> PASSAGE PROVIDED
Solutions to parabola problem

I’m going to post the way I worked out the two recent problems that I posted. Today I’m going to focus on the second problem first.  Other people had different solutions they threw in the comments to the original posts, so you can look there too.

FIRST PROBLEM:

Statement: A particle is moving along the curve y=x^2-x at a constant speed of 2\sqrt{10}. When it reaches the point (2,2), you know \frac{dx}{dt}>0. Find the value of \frac{dy}{dt} at that point.

Solution: I imagined the particle moving along the curve, and it being played on a film. The particle follows this path and is going at a constant speed:

So then I said: we only care about the particle around (2,2), so I mentally zoomed in near that point:

So we don’t care about the rest of the picture. The particle is actually moving in a straight line in the area we care about, and this line is y=3x-4 (we found the equation of the line tangent to the original curve at the point (2,2)). So this greatly simplifies how I had to think about the problem. Where we care about things, the particle is moving in a straight line at a rate of 2\sqrt{10}.

> RECORDS PROVIDED
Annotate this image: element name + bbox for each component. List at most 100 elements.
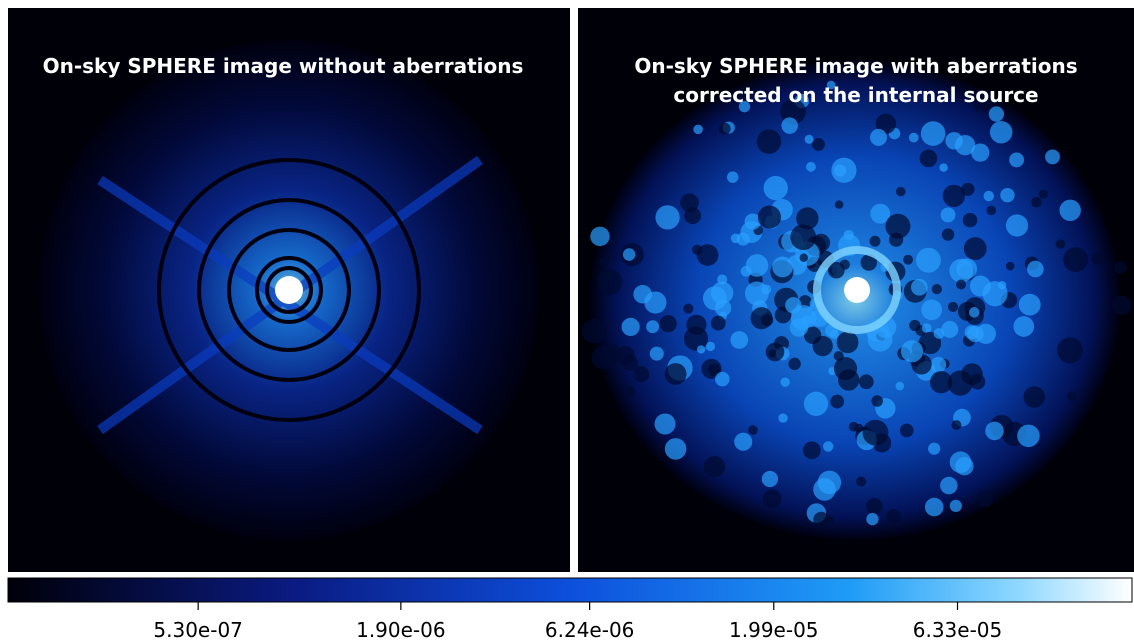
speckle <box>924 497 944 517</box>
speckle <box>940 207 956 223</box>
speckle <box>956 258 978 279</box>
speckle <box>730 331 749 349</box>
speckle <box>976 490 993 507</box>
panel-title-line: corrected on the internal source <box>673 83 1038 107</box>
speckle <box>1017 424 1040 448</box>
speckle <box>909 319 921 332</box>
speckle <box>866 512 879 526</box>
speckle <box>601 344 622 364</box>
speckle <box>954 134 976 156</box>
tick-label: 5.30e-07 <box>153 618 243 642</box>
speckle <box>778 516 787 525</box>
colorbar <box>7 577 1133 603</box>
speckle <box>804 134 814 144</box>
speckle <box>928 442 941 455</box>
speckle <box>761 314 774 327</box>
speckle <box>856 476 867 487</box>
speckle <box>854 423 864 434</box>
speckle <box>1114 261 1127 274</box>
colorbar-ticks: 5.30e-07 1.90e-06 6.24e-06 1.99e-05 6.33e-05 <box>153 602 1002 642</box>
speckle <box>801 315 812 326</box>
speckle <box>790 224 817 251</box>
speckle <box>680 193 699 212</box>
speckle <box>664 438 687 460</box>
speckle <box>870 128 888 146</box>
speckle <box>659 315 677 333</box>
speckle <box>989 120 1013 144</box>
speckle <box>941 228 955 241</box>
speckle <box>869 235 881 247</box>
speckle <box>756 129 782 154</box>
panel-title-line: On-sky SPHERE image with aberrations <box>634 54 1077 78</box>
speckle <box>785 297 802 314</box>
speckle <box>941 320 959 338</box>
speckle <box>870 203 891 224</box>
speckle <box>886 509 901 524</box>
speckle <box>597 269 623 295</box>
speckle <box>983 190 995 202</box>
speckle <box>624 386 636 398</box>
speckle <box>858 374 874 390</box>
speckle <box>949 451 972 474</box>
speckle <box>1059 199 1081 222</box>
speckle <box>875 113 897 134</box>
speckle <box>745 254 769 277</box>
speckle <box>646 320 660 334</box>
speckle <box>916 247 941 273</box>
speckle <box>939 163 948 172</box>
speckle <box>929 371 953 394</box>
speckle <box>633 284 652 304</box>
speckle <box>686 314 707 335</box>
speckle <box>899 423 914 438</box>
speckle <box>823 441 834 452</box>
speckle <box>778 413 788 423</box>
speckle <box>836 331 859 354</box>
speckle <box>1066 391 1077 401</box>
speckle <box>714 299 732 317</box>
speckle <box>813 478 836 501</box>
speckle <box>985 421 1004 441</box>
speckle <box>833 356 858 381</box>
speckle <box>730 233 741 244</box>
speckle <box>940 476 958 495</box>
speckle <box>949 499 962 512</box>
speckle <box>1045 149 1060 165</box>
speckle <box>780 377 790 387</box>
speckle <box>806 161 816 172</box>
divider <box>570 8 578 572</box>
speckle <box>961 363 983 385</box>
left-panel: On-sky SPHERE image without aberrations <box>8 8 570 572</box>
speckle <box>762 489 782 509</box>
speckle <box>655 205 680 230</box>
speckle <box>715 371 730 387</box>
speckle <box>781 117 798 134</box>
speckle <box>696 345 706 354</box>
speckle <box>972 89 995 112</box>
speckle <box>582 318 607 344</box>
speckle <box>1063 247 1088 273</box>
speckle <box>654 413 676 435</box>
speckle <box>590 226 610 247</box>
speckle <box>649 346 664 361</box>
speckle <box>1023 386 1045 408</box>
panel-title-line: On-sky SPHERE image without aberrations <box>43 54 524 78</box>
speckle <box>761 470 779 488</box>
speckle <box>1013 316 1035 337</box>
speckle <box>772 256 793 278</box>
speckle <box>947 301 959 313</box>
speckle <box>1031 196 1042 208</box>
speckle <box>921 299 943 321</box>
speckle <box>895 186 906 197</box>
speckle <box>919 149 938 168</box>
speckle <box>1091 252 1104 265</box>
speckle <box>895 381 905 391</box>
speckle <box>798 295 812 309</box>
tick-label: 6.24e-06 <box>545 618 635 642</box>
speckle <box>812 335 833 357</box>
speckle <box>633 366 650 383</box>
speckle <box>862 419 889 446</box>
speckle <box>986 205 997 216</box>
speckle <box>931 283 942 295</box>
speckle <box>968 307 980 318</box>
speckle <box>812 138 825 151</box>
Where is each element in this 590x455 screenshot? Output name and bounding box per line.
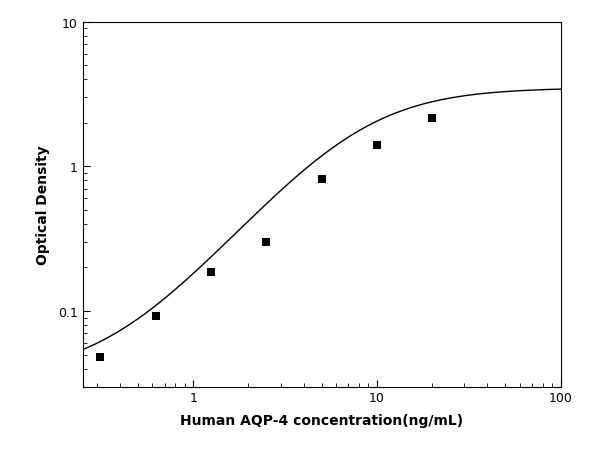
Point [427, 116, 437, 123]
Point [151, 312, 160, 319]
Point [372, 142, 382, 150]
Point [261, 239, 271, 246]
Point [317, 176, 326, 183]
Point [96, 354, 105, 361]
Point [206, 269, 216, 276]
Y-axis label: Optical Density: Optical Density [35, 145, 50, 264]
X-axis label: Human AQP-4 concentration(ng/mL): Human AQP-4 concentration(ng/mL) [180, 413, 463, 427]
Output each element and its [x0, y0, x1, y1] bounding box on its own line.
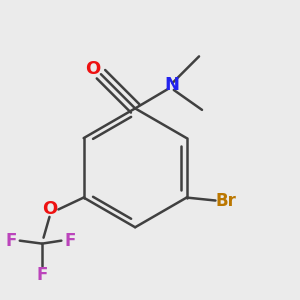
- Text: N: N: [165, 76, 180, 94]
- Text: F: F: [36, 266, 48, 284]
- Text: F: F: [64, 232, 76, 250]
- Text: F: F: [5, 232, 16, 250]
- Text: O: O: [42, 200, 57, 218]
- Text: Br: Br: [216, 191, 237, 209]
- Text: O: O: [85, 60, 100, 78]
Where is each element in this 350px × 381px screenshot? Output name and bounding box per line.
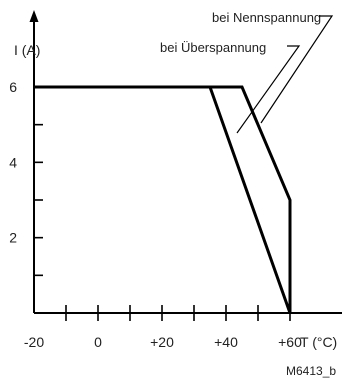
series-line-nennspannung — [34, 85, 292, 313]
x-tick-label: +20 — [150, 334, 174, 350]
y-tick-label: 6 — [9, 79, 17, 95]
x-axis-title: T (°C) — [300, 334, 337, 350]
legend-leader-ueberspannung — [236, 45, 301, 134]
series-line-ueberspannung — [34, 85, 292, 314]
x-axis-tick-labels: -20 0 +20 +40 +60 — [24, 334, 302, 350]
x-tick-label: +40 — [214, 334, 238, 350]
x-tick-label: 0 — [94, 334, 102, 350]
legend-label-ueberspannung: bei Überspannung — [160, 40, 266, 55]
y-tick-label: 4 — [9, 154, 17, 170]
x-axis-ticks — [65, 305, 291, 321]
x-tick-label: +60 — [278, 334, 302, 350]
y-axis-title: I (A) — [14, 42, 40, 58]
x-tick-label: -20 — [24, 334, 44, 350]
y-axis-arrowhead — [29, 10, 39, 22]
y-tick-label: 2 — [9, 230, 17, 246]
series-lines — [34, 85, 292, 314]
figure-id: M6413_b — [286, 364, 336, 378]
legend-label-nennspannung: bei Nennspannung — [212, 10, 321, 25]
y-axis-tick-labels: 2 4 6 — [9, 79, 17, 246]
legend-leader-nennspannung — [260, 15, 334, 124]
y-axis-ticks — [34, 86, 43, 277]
...
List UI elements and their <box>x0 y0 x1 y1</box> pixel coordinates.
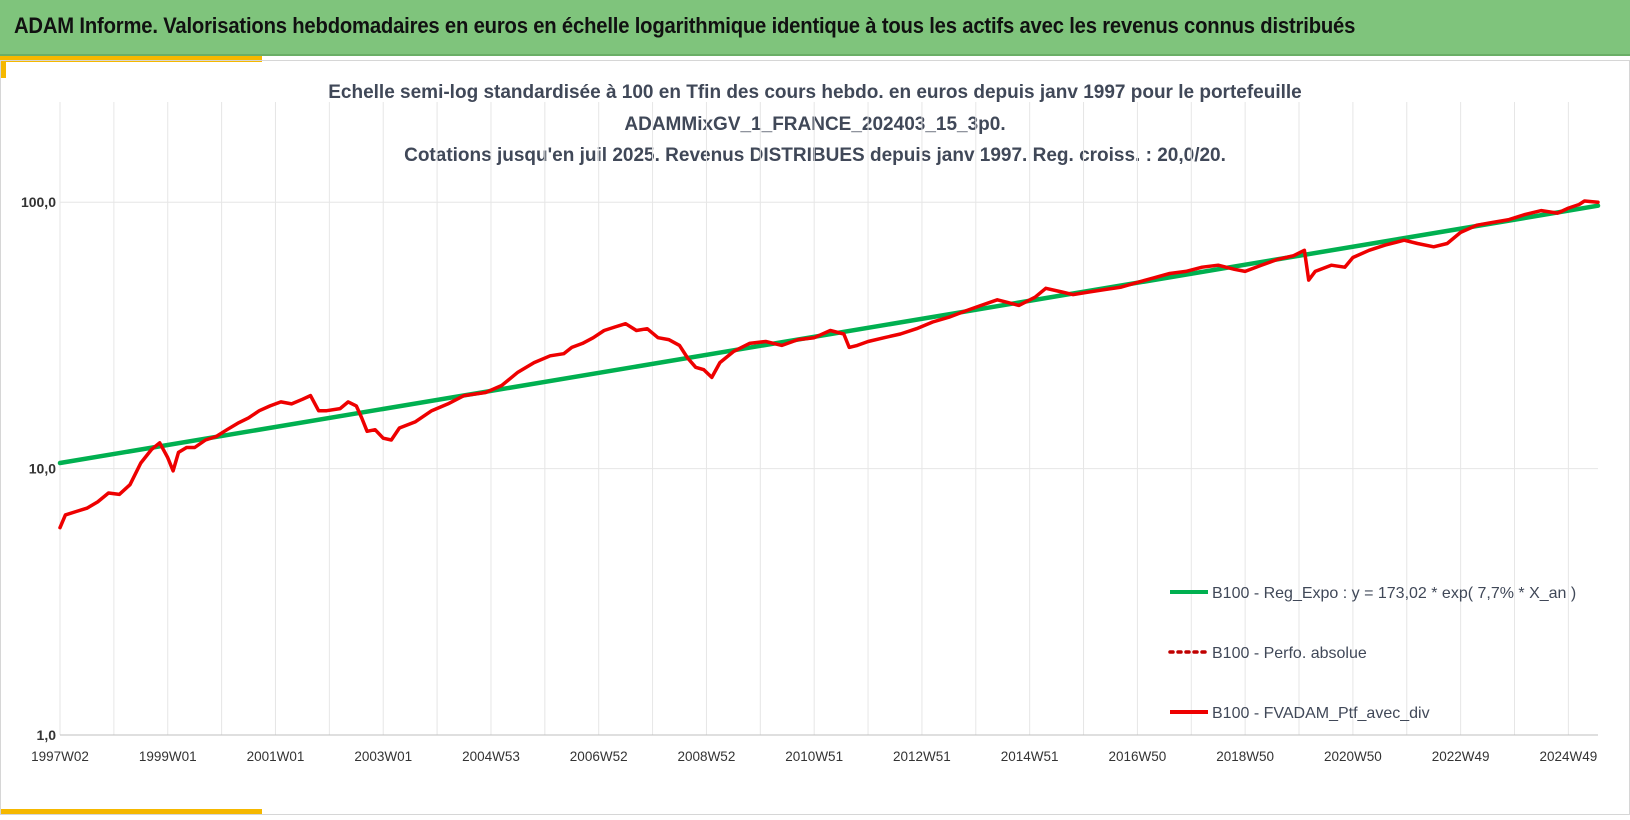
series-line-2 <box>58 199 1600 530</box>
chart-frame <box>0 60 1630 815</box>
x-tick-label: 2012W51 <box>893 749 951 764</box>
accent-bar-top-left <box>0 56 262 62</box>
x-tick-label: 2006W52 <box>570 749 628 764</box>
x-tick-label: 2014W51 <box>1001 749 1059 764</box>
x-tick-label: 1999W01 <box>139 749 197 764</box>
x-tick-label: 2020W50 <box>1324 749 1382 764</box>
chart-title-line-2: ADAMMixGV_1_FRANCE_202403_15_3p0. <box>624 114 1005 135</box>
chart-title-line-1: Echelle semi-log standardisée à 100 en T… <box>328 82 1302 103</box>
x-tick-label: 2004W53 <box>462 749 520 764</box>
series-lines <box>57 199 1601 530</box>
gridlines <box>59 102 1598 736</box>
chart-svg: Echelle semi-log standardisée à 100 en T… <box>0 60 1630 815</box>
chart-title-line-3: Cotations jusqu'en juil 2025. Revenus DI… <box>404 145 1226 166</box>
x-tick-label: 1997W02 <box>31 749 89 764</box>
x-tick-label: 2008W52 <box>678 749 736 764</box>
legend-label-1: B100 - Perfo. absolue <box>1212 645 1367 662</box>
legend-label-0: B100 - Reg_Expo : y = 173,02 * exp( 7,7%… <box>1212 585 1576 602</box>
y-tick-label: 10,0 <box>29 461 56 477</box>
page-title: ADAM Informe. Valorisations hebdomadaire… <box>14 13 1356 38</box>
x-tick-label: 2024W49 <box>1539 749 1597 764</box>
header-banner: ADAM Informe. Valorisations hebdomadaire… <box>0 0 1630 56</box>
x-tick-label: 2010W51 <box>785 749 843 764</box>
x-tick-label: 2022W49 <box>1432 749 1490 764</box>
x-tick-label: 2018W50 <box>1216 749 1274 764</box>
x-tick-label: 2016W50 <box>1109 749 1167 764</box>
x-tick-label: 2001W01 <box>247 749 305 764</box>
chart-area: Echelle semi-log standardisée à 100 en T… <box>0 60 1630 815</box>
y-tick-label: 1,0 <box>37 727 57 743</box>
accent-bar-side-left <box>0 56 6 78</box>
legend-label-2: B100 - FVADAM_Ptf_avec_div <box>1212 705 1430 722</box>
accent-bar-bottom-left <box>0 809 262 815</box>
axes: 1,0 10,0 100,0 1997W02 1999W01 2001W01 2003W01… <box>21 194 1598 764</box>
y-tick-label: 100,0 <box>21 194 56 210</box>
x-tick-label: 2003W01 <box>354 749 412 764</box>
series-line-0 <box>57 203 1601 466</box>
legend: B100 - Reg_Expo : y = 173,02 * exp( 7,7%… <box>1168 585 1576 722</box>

> WORK INSTRUCTIONS
In the parabola problem solutions, what is the equation of the line tangent to y=x^2-x at the point (2,2)?

> SOLUTION FOR THIS EXERCISE
y=3x-4